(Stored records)
▶

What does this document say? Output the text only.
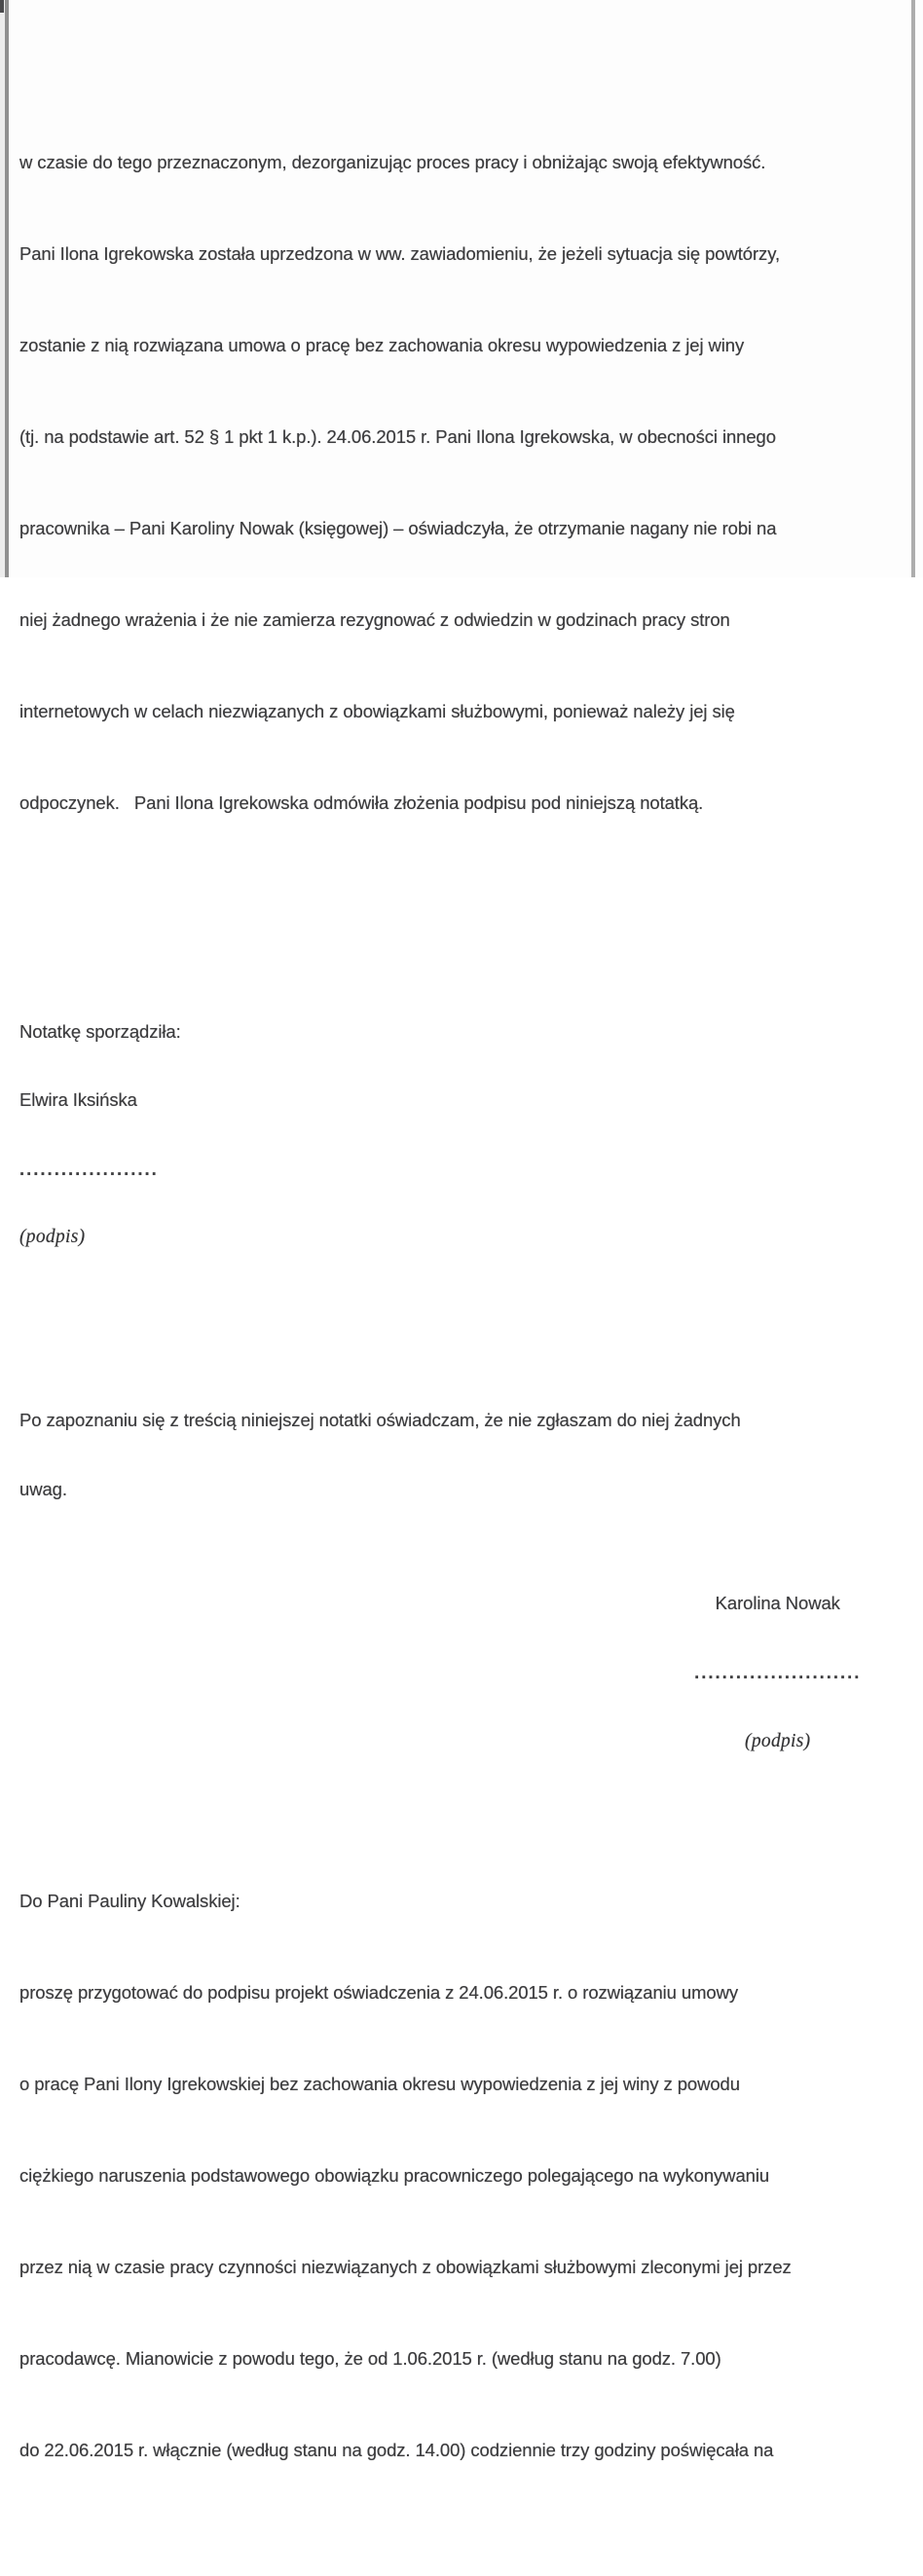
w czasie do tego przeznaczonym, dezorganizując proces pracy i obniżając swoją efektywność.

Pani Ilona Igrekowska została uprzedzona w ww. zawiadomieniu, że jeżeli sytuacja się powtórzy,

zostanie z nią rozwiązana umowa o pracę bez zachowania okresu wypowiedzenia z jej winy

(tj. na podstawie art. 52 § 1 pkt 1 k.p.). 24.06.2015 r. Pani Ilona Igrekowska, w obecności innego

pracownika – Pani Karoliny Nowak (księgowej) – oświadczyła, że otrzymanie nagany nie robi na

niej żadnego wrażenia i że nie zamierza rezygnować z odwiedzin w godzinach pracy stron

internetowych w celach niezwiązanych z obowiązkami służbowymi, ponieważ należy jej się

odpoczynek.   Pani Ilona Igrekowska odmówiła złożenia podpisu pod niniejszą notatką.

Notatkę sporządziła:

Elwira Iksińska

....................

(podpis)

Po zapoznaniu się z treścią niniejszej notatki oświadczam, że nie zgłaszam do niej żadnych

uwag.

Karolina Nowak

........................

(podpis)

Do Pani Pauliny Kowalskiej:

proszę przygotować do podpisu projekt oświadczenia z 24.06.2015 r. o rozwiązaniu umowy

o pracę Pani Ilony Igrekowskiej bez zachowania okresu wypowiedzenia z jej winy z powodu

ciężkiego naruszenia podstawowego obowiązku pracowniczego polegającego na wykonywaniu

przez nią w czasie pracy czynności niezwiązanych z obowiązkami służbowymi zleconymi jej przez

pracodawcę. Mianowicie z powodu tego, że od 1.06.2015 r. (według stanu na godz. 7.00)

do 22.06.2015 r. włącznie (według stanu na godz. 14.00) codziennie trzy godziny poświęcała na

◀

> _SHORT EXERCISE_
From the records above, pull out every line containing the word "winy".

> _WRITTEN SOLUTION_
zostanie z nią rozwiązana umowa o pracę bez zachowania okresu wypowiedzenia z jej winy
o pracę Pani Ilony Igrekowskiej bez zachowania okresu wypowiedzenia z jej winy z powodu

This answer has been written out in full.